[Records excerpted from a collection]
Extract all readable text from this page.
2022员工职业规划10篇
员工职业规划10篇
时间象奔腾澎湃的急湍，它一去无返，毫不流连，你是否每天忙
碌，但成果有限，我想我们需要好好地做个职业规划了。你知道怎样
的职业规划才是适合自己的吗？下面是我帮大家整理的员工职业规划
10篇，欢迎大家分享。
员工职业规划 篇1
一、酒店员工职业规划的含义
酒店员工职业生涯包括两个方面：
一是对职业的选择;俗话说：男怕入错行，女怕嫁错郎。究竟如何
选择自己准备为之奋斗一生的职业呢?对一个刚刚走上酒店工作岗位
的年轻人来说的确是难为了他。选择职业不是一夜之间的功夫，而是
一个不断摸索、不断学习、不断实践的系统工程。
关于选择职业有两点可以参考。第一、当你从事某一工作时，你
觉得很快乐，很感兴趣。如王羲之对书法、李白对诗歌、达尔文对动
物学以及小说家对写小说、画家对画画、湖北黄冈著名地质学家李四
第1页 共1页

...

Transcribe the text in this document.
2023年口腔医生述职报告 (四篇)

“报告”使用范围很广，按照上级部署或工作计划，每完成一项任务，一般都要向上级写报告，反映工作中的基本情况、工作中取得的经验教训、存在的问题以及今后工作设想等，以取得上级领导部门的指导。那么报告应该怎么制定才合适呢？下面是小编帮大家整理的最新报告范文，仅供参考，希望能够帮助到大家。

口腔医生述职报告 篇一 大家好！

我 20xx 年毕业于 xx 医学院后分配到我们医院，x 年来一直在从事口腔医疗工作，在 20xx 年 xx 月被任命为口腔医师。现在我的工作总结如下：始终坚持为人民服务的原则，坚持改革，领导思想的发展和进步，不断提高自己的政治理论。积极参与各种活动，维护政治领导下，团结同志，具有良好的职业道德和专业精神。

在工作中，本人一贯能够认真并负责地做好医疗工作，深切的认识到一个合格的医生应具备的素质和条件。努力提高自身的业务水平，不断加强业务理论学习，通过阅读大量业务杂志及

--

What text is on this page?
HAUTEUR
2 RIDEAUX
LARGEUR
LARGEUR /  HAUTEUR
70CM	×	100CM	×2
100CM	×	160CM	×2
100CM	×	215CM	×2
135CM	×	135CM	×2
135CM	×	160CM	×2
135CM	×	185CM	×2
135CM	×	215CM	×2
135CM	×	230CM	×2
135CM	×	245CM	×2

WRITTEN PROBLEM
Say how many lines of the data include the string "page". Nothing other than the number should be given.

FINAL RESULT
2